▶ _Given exercise_:
Copy out every record below with complete accuracy.

[Dataset items]

○ ○ ○ ○ ○

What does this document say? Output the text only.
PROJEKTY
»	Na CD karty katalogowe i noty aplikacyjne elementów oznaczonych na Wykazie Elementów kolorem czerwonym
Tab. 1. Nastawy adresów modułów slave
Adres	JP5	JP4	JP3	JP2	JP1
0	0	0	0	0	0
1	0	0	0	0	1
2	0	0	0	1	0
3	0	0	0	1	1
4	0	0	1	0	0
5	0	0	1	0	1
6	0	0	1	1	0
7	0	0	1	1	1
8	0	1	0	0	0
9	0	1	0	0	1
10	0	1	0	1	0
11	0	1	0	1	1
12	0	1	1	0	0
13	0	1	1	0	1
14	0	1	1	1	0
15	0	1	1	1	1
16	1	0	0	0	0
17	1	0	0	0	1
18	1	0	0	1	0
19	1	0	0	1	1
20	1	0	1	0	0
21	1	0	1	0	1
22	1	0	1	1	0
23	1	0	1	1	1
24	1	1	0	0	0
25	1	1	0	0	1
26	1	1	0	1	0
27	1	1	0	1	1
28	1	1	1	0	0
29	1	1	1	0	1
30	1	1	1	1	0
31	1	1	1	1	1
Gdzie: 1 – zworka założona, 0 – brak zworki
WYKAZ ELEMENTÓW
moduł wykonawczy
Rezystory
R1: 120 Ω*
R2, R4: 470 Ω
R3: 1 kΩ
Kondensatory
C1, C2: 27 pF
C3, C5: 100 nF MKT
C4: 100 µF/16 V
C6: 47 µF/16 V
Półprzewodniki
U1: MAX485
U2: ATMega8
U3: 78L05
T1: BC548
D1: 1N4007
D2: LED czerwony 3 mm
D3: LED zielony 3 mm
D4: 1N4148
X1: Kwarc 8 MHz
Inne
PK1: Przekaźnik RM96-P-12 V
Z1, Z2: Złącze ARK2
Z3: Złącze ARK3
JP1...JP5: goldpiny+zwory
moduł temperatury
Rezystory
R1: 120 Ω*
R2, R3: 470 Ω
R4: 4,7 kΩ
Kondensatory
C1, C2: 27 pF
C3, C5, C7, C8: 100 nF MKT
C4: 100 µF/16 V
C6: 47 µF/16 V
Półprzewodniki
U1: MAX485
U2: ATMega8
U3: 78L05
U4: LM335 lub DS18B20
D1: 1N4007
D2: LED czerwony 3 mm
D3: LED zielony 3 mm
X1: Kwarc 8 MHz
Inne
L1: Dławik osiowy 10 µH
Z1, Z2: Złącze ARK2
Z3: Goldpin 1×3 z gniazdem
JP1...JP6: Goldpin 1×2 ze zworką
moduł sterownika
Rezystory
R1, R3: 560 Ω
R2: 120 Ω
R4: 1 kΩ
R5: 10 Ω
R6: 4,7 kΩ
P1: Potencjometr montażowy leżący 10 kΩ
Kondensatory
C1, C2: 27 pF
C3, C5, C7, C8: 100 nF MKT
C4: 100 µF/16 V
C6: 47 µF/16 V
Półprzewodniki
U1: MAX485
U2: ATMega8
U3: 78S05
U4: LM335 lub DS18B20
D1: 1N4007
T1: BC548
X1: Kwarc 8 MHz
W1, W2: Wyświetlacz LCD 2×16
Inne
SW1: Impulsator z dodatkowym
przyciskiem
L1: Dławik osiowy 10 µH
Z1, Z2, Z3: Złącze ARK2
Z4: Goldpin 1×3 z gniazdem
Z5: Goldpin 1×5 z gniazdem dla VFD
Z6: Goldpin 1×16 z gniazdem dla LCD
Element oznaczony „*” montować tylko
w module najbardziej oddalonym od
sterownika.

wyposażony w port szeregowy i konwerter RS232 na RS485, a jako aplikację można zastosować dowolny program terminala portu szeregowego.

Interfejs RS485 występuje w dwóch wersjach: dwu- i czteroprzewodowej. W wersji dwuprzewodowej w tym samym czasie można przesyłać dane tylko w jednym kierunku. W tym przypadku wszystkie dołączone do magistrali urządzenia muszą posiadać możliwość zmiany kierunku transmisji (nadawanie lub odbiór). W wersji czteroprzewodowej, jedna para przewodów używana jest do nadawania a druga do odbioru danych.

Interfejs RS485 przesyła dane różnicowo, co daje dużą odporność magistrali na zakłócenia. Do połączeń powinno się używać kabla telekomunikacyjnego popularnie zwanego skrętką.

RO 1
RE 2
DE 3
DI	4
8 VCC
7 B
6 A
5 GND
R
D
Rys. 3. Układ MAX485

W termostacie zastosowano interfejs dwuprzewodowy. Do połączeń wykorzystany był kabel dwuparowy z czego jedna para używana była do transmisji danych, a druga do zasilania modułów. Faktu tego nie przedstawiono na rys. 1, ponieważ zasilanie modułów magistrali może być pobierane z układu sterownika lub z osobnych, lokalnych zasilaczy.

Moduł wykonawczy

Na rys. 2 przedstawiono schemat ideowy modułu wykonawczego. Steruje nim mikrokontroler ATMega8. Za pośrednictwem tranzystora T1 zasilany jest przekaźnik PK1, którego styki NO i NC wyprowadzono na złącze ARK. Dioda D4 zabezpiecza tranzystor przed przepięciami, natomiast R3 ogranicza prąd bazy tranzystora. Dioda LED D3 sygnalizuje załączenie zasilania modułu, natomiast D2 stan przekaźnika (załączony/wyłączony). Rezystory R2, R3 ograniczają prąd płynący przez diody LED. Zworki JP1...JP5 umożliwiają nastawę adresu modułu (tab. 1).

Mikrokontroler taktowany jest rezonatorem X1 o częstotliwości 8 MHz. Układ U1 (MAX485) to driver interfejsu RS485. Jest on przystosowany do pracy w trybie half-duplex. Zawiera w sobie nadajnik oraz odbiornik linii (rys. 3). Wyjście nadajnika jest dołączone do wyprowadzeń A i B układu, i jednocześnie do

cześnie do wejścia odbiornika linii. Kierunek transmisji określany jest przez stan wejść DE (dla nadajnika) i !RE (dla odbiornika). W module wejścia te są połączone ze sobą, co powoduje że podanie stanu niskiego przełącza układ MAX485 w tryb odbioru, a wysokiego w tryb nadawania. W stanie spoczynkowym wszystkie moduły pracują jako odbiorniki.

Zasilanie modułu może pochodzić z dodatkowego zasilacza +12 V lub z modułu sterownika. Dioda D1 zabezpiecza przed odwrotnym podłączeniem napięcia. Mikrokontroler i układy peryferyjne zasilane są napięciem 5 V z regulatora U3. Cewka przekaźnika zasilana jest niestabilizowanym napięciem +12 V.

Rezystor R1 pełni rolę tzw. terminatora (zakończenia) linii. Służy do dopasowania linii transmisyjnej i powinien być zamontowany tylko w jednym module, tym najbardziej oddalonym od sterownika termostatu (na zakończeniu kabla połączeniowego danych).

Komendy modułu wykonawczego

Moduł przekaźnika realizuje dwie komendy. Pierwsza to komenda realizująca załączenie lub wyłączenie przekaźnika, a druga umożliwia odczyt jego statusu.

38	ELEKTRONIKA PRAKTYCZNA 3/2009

○ ○ ○ ○ ○

▶ _Finished exercise_:
What does this document say? Output the text only.
PROJEKTY
»	Na CD karty katalogowe i noty aplikacyjne elementów oznaczonych na Wykazie Elementów kolorem czerwonym
Tab. 1. Nastawy adresów modułów slave
Adres	JP5	JP4	JP3	JP2	JP1
0	0	0	0	0	0
1	0	0	0	0	1
2	0	0	0	1	0
3	0	0	0	1	1
4	0	0	1	0	0
5	0	0	1	0	1
6	0	0	1	1	0
7	0	0	1	1	1
8	0	1	0	0	0
9	0	1	0	0	1
10	0	1	0	1	0
11	0	1	0	1	1
12	0	1	1	0	0
13	0	1	1	0	1
14	0	1	1	1	0
15	0	1	1	1	1
16	1	0	0	0	0
17	1	0	0	0	1
18	1	0	0	1	0
19	1	0	0	1	1
20	1	0	1	0	0
21	1	0	1	0	1
22	1	0	1	1	0
23	1	0	1	1	1
24	1	1	0	0	0
25	1	1	0	0	1
26	1	1	0	1	0
27	1	1	0	1	1
28	1	1	1	0	0
29	1	1	1	0	1
30	1	1	1	1	0
31	1	1	1	1	1
Gdzie: 1 – zworka założona, 0 – brak zworki
WYKAZ ELEMENTÓW
moduł wykonawczy
Rezystory
R1: 120 Ω*
R2, R4: 470 Ω
R3: 1 kΩ
Kondensatory
C1, C2: 27 pF
C3, C5: 100 nF MKT
C4: 100 µF/16 V
C6: 47 µF/16 V
Półprzewodniki
U1: MAX485
U2: ATMega8
U3: 78L05
T1: BC548
D1: 1N4007
D2: LED czerwony 3 mm
D3: LED zielony 3 mm
D4: 1N4148
X1: Kwarc 8 MHz
Inne
PK1: Przekaźnik RM96-P-12 V
Z1, Z2: Złącze ARK2
Z3: Złącze ARK3
JP1...JP5: goldpiny+zwory
moduł temperatury
Rezystory
R1: 120 Ω*
R2, R3: 470 Ω
R4: 4,7 kΩ
Kondensatory
C1, C2: 27 pF
C3, C5, C7, C8: 100 nF MKT
C4: 100 µF/16 V
C6: 47 µF/16 V
Półprzewodniki
U1: MAX485
U2: ATMega8
U3: 78L05
U4: LM335 lub DS18B20
D1: 1N4007
D2: LED czerwony 3 mm
D3: LED zielony 3 mm
X1: Kwarc 8 MHz
Inne
L1: Dławik osiowy 10 µH
Z1, Z2: Złącze ARK2
Z3: Goldpin 1×3 z gniazdem
JP1...JP6: Goldpin 1×2 ze zworką
moduł sterownika
Rezystory
R1, R3: 560 Ω
R2: 120 Ω
R4: 1 kΩ
R5: 10 Ω
R6: 4,7 kΩ
P1: Potencjometr montażowy leżący 10 kΩ
Kondensatory
C1, C2: 27 pF
C3, C5, C7, C8: 100 nF MKT
C4: 100 µF/16 V
C6: 47 µF/16 V
Półprzewodniki
U1: MAX485
U2: ATMega8
U3: 78S05
U4: LM335 lub DS18B20
D1: 1N4007
T1: BC548
X1: Kwarc 8 MHz
W1, W2: Wyświetlacz LCD 2×16
Inne
SW1: Impulsator z dodatkowym
przyciskiem
L1: Dławik osiowy 10 µH
Z1, Z2, Z3: Złącze ARK2
Z4: Goldpin 1×3 z gniazdem
Z5: Goldpin 1×5 z gniazdem dla VFD
Z6: Goldpin 1×16 z gniazdem dla LCD
Element oznaczony „*” montować tylko
w module najbardziej oddalonym od
sterownika.

wyposażony w port szeregowy i konwerter RS232 na RS485, a jako aplikację można zastosować dowolny program terminala portu szeregowego.

Interfejs RS485 występuje w dwóch wersjach: dwu- i czteroprzewodowej. W wersji dwuprzewodowej w tym samym czasie można przesyłać dane tylko w jednym kierunku. W tym przypadku wszystkie dołączone do magistrali urządzenia muszą posiadać możliwość zmiany kierunku transmisji (nadawanie lub odbiór). W wersji czteroprzewodowej, jedna para przewodów używana jest do nadawania a druga do odbioru danych.

Interfejs RS485 przesyła dane różnicowo, co daje dużą odporność magistrali na zakłócenia. Do połączeń powinno się używać kabla telekomunikacyjnego popularnie zwanego skrętką.

RO 1
RE 2
DE 3
DI	4
8 VCC
7 B
6 A
5 GND
R
D
Rys. 3. Układ MAX485

W termostacie zastosowano interfejs dwuprzewodowy. Do połączeń wykorzystany był kabel dwuparowy z czego jedna para używana była do transmisji danych, a druga do zasilania modułów. Faktu tego nie przedstawiono na rys. 1, ponieważ zasilanie modułów magistrali może być pobierane z układu sterownika lub z osobnych, lokalnych zasilaczy.

Moduł wykonawczy

Na rys. 2 przedstawiono schemat ideowy modułu wykonawczego. Steruje nim mikrokontroler ATMega8. Za pośrednictwem tranzystora T1 zasilany jest przekaźnik PK1, którego styki NO i NC wyprowadzono na złącze ARK. Dioda D4 zabezpiecza tranzystor przed przepięciami, natomiast R3 ogranicza prąd bazy tranzystora. Dioda LED D3 sygnalizuje załączenie zasilania modułu, natomiast D2 stan przekaźnika (załączony/wyłączony). Rezystory R2, R3 ograniczają prąd płynący przez diody LED. Zworki JP1...JP5 umożliwiają nastawę adresu modułu (tab. 1).

Mikrokontroler taktowany jest rezonatorem X1 o częstotliwości 8 MHz. Układ U1 (MAX485) to driver interfejsu RS485. Jest on przystosowany do pracy w trybie half-duplex. Zawiera w sobie nadajnik oraz odbiornik linii (rys. 3). Wyjście nadajnika jest dołączone do wyprowadzeń A i B układu, i jednocześnie do

cześnie do wejścia odbiornika linii. Kierunek transmisji określany jest przez stan wejść DE (dla nadajnika) i !RE (dla odbiornika). W module wejścia te są połączone ze sobą, co powoduje że podanie stanu niskiego przełącza układ MAX485 w tryb odbioru, a wysokiego w tryb nadawania. W stanie spoczynkowym wszystkie moduły pracują jako odbiorniki.

Zasilanie modułu może pochodzić z dodatkowego zasilacza +12 V lub z modułu sterownika. Dioda D1 zabezpiecza przed odwrotnym podłączeniem napięcia. Mikrokontroler i układy peryferyjne zasilane są napięciem 5 V z regulatora U3. Cewka przekaźnika zasilana jest niestabilizowanym napięciem +12 V.

Rezystor R1 pełni rolę tzw. terminatora (zakończenia) linii. Służy do dopasowania linii transmisyjnej i powinien być zamontowany tylko w jednym module, tym najbardziej oddalonym od sterownika termostatu (na zakończeniu kabla połączeniowego danych).

Komendy modułu wykonawczego

Moduł przekaźnika realizuje dwie komendy. Pierwsza to komenda realizująca załączenie lub wyłączenie przekaźnika, a druga umożliwia odczyt jego statusu.

38	ELEKTRONIKA PRAKTYCZNA 3/2009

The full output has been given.